--- Set problem ---
Gather all lines with the word "that" in them.

Rows from a dataset

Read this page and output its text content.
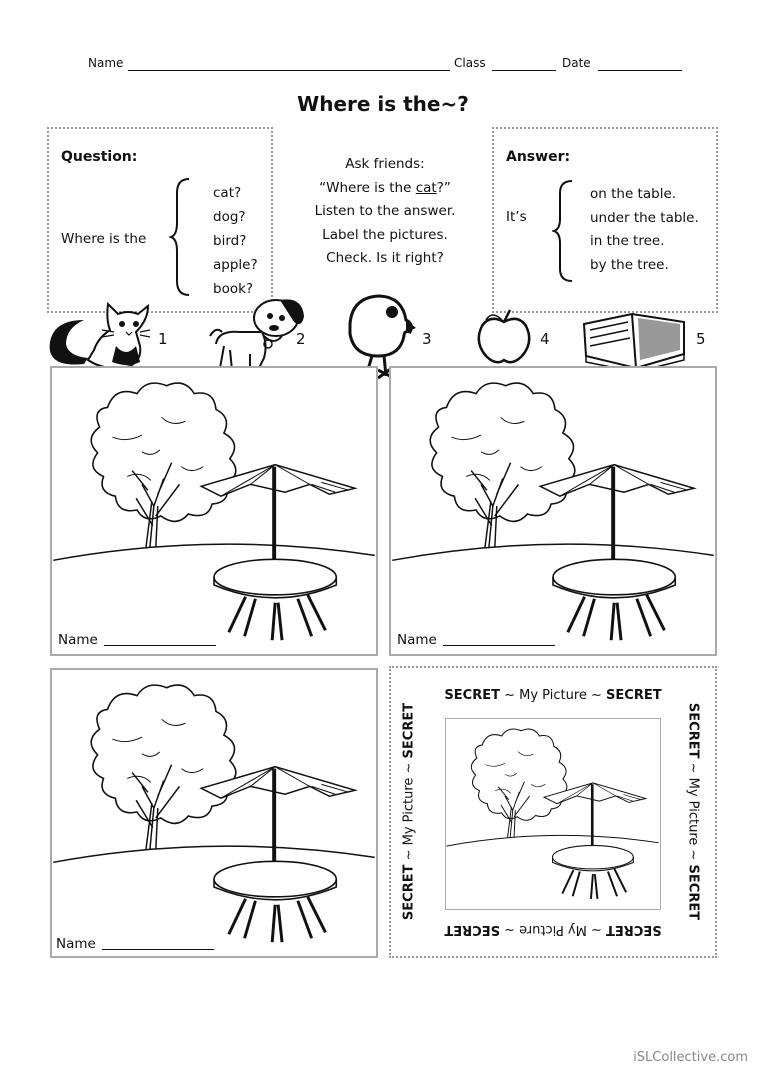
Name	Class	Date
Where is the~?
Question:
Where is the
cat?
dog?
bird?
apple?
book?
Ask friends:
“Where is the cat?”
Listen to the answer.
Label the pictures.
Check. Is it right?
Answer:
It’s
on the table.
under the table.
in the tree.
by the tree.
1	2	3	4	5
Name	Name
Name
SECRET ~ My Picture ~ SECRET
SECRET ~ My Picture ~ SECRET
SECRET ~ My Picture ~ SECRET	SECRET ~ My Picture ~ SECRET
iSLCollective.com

==

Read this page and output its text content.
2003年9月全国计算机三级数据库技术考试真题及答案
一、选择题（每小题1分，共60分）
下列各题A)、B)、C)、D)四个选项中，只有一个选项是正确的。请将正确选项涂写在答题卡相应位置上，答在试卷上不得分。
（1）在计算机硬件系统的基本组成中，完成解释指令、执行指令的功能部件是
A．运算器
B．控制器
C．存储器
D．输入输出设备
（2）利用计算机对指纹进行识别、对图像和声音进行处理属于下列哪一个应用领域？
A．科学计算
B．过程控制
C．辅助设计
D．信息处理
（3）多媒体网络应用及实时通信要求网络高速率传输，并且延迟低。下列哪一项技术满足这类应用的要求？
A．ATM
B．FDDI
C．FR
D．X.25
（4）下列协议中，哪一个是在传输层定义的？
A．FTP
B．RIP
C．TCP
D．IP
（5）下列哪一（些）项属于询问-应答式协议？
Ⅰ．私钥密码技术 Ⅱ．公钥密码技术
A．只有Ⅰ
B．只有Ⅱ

* * *

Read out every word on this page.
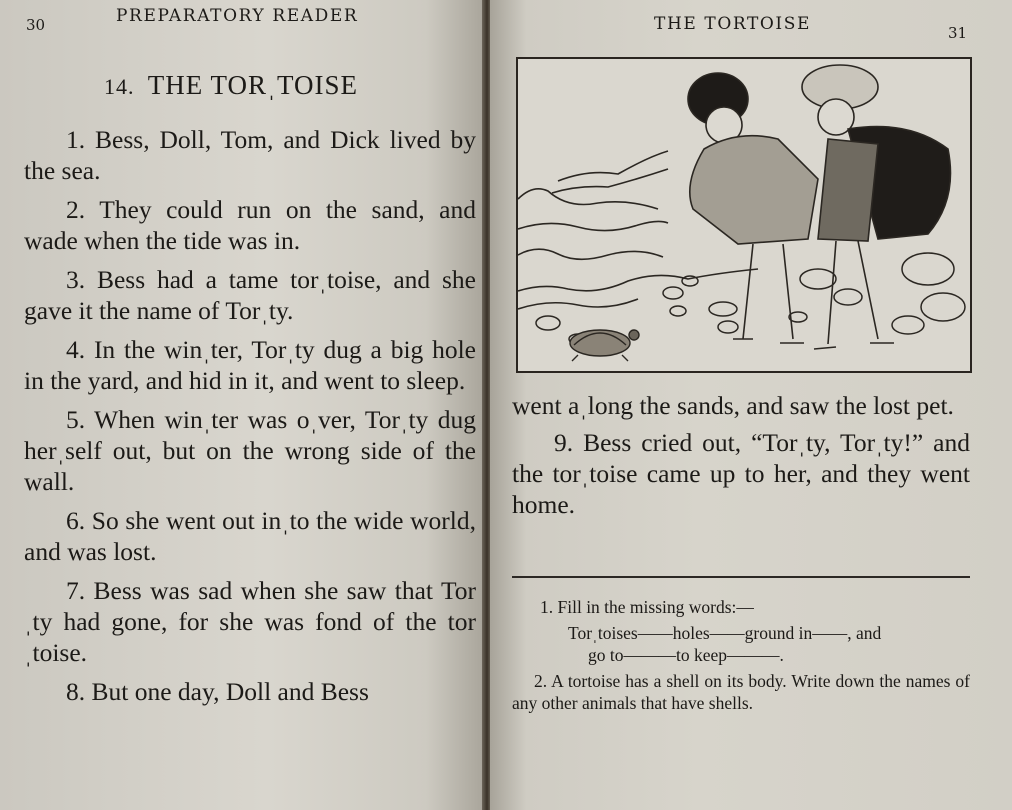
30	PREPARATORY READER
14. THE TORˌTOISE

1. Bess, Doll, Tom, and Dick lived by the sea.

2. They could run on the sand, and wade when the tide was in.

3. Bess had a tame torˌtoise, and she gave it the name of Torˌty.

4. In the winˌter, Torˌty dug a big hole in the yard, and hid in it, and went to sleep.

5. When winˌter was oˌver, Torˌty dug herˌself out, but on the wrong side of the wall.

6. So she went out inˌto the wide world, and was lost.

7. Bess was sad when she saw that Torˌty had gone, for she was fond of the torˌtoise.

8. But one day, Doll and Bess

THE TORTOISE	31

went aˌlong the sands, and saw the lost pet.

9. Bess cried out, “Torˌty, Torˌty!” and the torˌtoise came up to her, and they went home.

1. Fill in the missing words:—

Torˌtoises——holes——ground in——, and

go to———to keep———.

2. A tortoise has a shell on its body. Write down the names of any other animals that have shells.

--- Reply to the task ---
7. Bess was sad when she saw that Torˌty had gone, for she was fond of the torˌtoise.
2. A tortoise has a shell on its body. Write down the names of any other animals that have shells.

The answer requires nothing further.